» **Given instruction**
Exclude the pictures and retype the entries as written.

*****

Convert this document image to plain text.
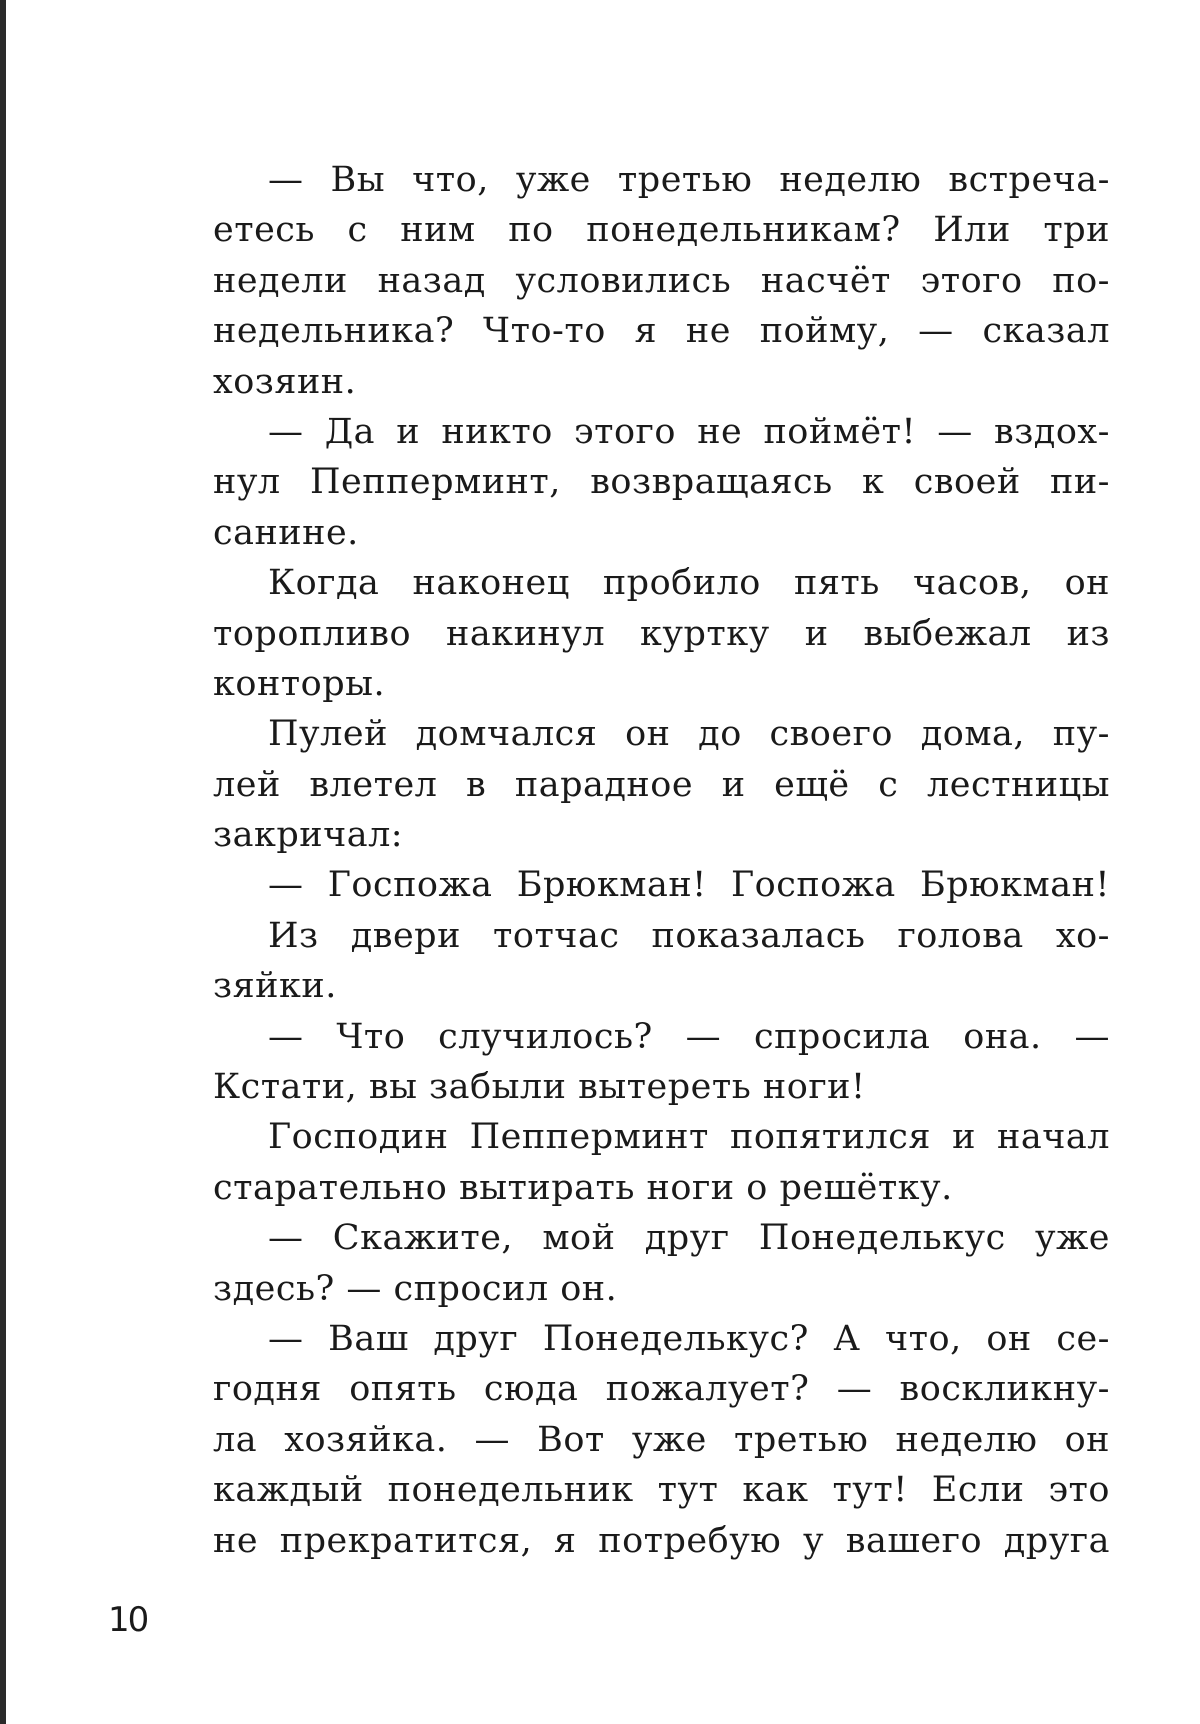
— Вы что, уже третью неделю встреча-
етесь с ним по понедельникам? Или три
недели назад условились насчёт этого по-
недельника? Что-то я не пойму, — сказал
хозяин.
— Да и никто этого не поймёт! — вздох-
нул Пепперминт, возвращаясь к своей пи-
санине.
Когда наконец пробило пять часов, он
торопливо накинул куртку и выбежал из
конторы.
Пулей домчался он до своего дома, пу-
лей влетел в парадное и ещё с лестницы
закричал:
— Госпожа Брюкман! Госпожа Брюкман!
Из двери тотчас показалась голова хо-
зяйки.
— Что случилось? — спросила она. —
Кстати, вы забыли вытереть ноги!
Господин Пепперминт попятился и начал
старательно вытирать ноги о решётку.
— Скажите, мой друг Понеделькус уже
здесь? — спросил он.
— Ваш друг Понеделькус? А что, он се-
годня опять сюда пожалует? — воскликну-
ла хозяйка. — Вот уже третью неделю он
каждый понедельник тут как тут! Если это
не прекратится, я потребую у вашего друга
10
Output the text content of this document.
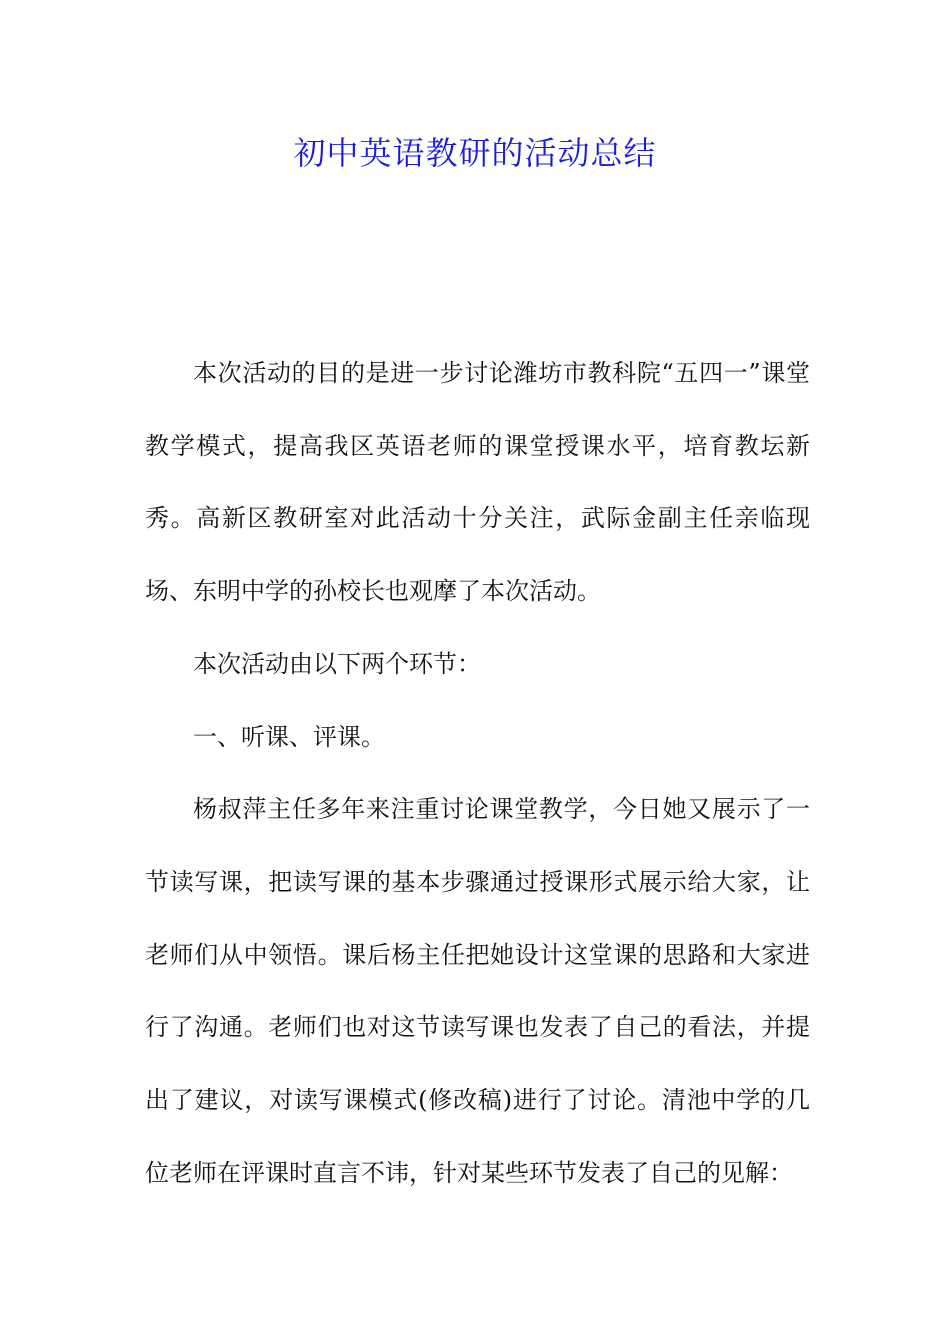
初中英语教研的活动总结

本次活动的目的是进一步讨论潍坊市教科院“五四一”课堂教学模式，提高我区英语老师的课堂授课水平，培育教坛新秀。高新区教研室对此活动十分关注，武际金副主任亲临现场、东明中学的孙校长也观摩了本次活动。

本次活动由以下两个环节：

一、听课、评课。

杨叔萍主任多年来注重讨论课堂教学，今日她又展示了一节读写课，把读写课的基本步骤通过授课形式展示给大家，让老师们从中领悟。课后杨主任把她设计这堂课的思路和大家进行了沟通。老师们也对这节读写课也发表了自己的看法，并提出了建议，对读写课模式(修改稿)进行了讨论。清池中学的几位老师在评课时直言不讳，针对某些环节发表了自己的见解：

*****

» **Exercise response**
Convert this document image to plain text.
— Вы что, уже третью неделю встреча-
етесь с ним по понедельникам? Или три
недели назад условились насчёт этого по-
недельника? Что-то я не пойму, — сказал
хозяин.
— Да и никто этого не поймёт! — вздох-
нул Пепперминт, возвращаясь к своей пи-
санине.
Когда наконец пробило пять часов, он
торопливо накинул куртку и выбежал из
конторы.
Пулей домчался он до своего дома, пу-
лей влетел в парадное и ещё с лестницы
закричал:
— Госпожа Брюкман! Госпожа Брюкман!
Из двери тотчас показалась голова хо-
зяйки.
— Что случилось? — спросила она. —
Кстати, вы забыли вытереть ноги!
Господин Пепперминт попятился и начал
старательно вытирать ноги о решётку.
— Скажите, мой друг Понеделькус уже
здесь? — спросил он.
— Ваш друг Понеделькус? А что, он се-
годня опять сюда пожалует? — воскликну-
ла хозяйка. — Вот уже третью неделю он
каждый понедельник тут как тут! Если это
не прекратится, я потребую у вашего друга
10
Output the text content of this document.
初中英语教研的活动总结

本次活动的目的是进一步讨论潍坊市教科院“五四一”课堂教学模式，提高我区英语老师的课堂授课水平，培育教坛新秀。高新区教研室对此活动十分关注，武际金副主任亲临现场、东明中学的孙校长也观摩了本次活动。

本次活动由以下两个环节：

一、听课、评课。

杨叔萍主任多年来注重讨论课堂教学，今日她又展示了一节读写课，把读写课的基本步骤通过授课形式展示给大家，让老师们从中领悟。课后杨主任把她设计这堂课的思路和大家进行了沟通。老师们也对这节读写课也发表了自己的看法，并提出了建议，对读写课模式(修改稿)进行了讨论。清池中学的几位老师在评课时直言不讳，针对某些环节发表了自己的见解：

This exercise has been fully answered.